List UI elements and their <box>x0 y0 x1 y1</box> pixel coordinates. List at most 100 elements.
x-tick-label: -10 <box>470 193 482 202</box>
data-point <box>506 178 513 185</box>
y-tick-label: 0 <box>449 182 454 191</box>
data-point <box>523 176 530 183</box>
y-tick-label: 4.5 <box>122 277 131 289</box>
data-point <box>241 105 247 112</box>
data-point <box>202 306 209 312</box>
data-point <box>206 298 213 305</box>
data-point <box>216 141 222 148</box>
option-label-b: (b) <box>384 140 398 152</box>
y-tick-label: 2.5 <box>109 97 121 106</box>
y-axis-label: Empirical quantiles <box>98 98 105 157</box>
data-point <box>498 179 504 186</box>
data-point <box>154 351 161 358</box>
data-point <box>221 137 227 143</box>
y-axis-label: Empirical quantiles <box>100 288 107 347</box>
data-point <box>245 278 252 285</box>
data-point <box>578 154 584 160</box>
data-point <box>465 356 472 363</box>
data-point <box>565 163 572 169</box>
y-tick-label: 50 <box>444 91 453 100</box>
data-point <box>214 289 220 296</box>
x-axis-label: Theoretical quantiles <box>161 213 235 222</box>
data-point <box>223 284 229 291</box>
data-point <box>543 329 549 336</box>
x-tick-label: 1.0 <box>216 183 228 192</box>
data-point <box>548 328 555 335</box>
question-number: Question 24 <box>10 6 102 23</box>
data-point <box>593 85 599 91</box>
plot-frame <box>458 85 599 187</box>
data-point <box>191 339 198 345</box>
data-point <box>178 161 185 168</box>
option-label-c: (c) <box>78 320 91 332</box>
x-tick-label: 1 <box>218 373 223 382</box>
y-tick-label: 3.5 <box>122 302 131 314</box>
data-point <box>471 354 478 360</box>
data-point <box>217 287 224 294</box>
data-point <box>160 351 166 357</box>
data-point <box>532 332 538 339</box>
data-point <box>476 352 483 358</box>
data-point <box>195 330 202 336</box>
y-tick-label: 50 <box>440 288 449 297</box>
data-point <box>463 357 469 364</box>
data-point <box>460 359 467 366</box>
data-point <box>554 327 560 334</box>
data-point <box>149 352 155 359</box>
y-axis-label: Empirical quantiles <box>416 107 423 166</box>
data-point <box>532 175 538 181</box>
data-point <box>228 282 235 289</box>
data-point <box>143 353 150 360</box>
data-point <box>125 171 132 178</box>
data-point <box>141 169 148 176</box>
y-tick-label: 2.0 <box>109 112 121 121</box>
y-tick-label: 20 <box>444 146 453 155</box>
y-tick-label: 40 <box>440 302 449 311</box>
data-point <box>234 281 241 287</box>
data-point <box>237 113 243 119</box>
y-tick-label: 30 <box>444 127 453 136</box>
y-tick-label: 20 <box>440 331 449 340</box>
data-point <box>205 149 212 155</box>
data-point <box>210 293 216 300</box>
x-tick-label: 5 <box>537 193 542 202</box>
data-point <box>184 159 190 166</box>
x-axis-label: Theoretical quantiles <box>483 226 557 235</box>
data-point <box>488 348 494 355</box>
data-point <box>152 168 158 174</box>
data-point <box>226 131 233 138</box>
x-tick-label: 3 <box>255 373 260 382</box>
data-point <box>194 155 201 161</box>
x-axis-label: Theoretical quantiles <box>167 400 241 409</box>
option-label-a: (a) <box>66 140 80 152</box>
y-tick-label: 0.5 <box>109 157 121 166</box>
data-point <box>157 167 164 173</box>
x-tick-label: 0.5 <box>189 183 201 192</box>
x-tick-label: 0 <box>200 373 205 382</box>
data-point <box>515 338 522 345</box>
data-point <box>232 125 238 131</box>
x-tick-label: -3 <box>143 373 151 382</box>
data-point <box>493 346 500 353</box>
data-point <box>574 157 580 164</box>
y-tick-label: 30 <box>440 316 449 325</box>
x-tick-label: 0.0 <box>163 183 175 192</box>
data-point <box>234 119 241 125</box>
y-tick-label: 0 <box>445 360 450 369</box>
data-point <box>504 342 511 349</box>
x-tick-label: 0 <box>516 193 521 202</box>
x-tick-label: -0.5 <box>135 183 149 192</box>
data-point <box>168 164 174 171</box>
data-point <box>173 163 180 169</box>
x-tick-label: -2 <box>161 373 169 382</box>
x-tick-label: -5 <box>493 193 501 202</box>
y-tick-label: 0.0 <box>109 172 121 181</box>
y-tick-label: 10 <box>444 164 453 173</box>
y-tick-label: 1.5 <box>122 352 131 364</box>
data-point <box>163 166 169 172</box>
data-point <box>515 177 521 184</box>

══════

TASK OBJECTIVE →
Please write out all of the data above line for line, without changing a single character.

TASK OUTPUT →
List UI elements and their <box>x0 y0 x1 y1</box> pixel coordinates. List at most 100 elements.
x-tick-label: -10 <box>470 193 482 202</box>
data-point <box>506 178 513 185</box>
y-tick-label: 0 <box>449 182 454 191</box>
data-point <box>523 176 530 183</box>
y-tick-label: 4.5 <box>122 277 131 289</box>
data-point <box>241 105 247 112</box>
data-point <box>202 306 209 312</box>
data-point <box>206 298 213 305</box>
data-point <box>216 141 222 148</box>
option-label-b: (b) <box>384 140 398 152</box>
y-tick-label: 2.5 <box>109 97 121 106</box>
y-axis-label: Empirical quantiles <box>98 98 105 157</box>
data-point <box>498 179 504 186</box>
data-point <box>154 351 161 358</box>
data-point <box>221 137 227 143</box>
y-axis-label: Empirical quantiles <box>100 288 107 347</box>
data-point <box>245 278 252 285</box>
data-point <box>578 154 584 160</box>
data-point <box>465 356 472 363</box>
data-point <box>565 163 572 169</box>
y-tick-label: 50 <box>444 91 453 100</box>
data-point <box>214 289 220 296</box>
x-axis-label: Theoretical quantiles <box>161 213 235 222</box>
data-point <box>223 284 229 291</box>
data-point <box>543 329 549 336</box>
x-tick-label: 1.0 <box>216 183 228 192</box>
data-point <box>548 328 555 335</box>
question-number: Question 24 <box>10 6 102 23</box>
data-point <box>593 85 599 91</box>
plot-frame <box>458 85 599 187</box>
data-point <box>191 339 198 345</box>
data-point <box>178 161 185 168</box>
option-label-c: (c) <box>78 320 91 332</box>
x-tick-label: 1 <box>218 373 223 382</box>
y-tick-label: 3.5 <box>122 302 131 314</box>
data-point <box>471 354 478 360</box>
data-point <box>217 287 224 294</box>
data-point <box>160 351 166 357</box>
data-point <box>532 332 538 339</box>
data-point <box>476 352 483 358</box>
data-point <box>195 330 202 336</box>
y-tick-label: 50 <box>440 288 449 297</box>
data-point <box>463 357 469 364</box>
data-point <box>460 359 467 366</box>
data-point <box>554 327 560 334</box>
data-point <box>149 352 155 359</box>
y-axis-label: Empirical quantiles <box>416 107 423 166</box>
data-point <box>532 175 538 181</box>
data-point <box>228 282 235 289</box>
data-point <box>143 353 150 360</box>
data-point <box>125 171 132 178</box>
data-point <box>141 169 148 176</box>
y-tick-label: 2.0 <box>109 112 121 121</box>
y-tick-label: 20 <box>444 146 453 155</box>
y-tick-label: 40 <box>440 302 449 311</box>
data-point <box>234 281 241 287</box>
data-point <box>237 113 243 119</box>
y-tick-label: 30 <box>444 127 453 136</box>
y-tick-label: 20 <box>440 331 449 340</box>
data-point <box>205 149 212 155</box>
data-point <box>210 293 216 300</box>
x-tick-label: 5 <box>537 193 542 202</box>
data-point <box>184 159 190 166</box>
x-axis-label: Theoretical quantiles <box>483 226 557 235</box>
data-point <box>488 348 494 355</box>
data-point <box>152 168 158 174</box>
data-point <box>226 131 233 138</box>
x-tick-label: 3 <box>255 373 260 382</box>
data-point <box>194 155 201 161</box>
x-axis-label: Theoretical quantiles <box>167 400 241 409</box>
option-label-a: (a) <box>66 140 80 152</box>
y-tick-label: 0.5 <box>109 157 121 166</box>
data-point <box>157 167 164 173</box>
x-tick-label: 0.5 <box>189 183 201 192</box>
x-tick-label: 0 <box>200 373 205 382</box>
data-point <box>515 338 522 345</box>
data-point <box>232 125 238 131</box>
x-tick-label: -3 <box>143 373 151 382</box>
data-point <box>493 346 500 353</box>
data-point <box>574 157 580 164</box>
y-tick-label: 30 <box>440 316 449 325</box>
x-tick-label: 0.0 <box>163 183 175 192</box>
data-point <box>234 119 241 125</box>
y-tick-label: 0 <box>445 360 450 369</box>
data-point <box>504 342 511 349</box>
x-tick-label: 0 <box>516 193 521 202</box>
x-tick-label: -0.5 <box>135 183 149 192</box>
data-point <box>168 164 174 171</box>
data-point <box>173 163 180 169</box>
x-tick-label: -2 <box>161 373 169 382</box>
x-tick-label: -5 <box>493 193 501 202</box>
y-tick-label: 0.0 <box>109 172 121 181</box>
y-tick-label: 10 <box>444 164 453 173</box>
y-tick-label: 1.5 <box>122 352 131 364</box>
data-point <box>163 166 169 172</box>
data-point <box>515 177 521 184</box>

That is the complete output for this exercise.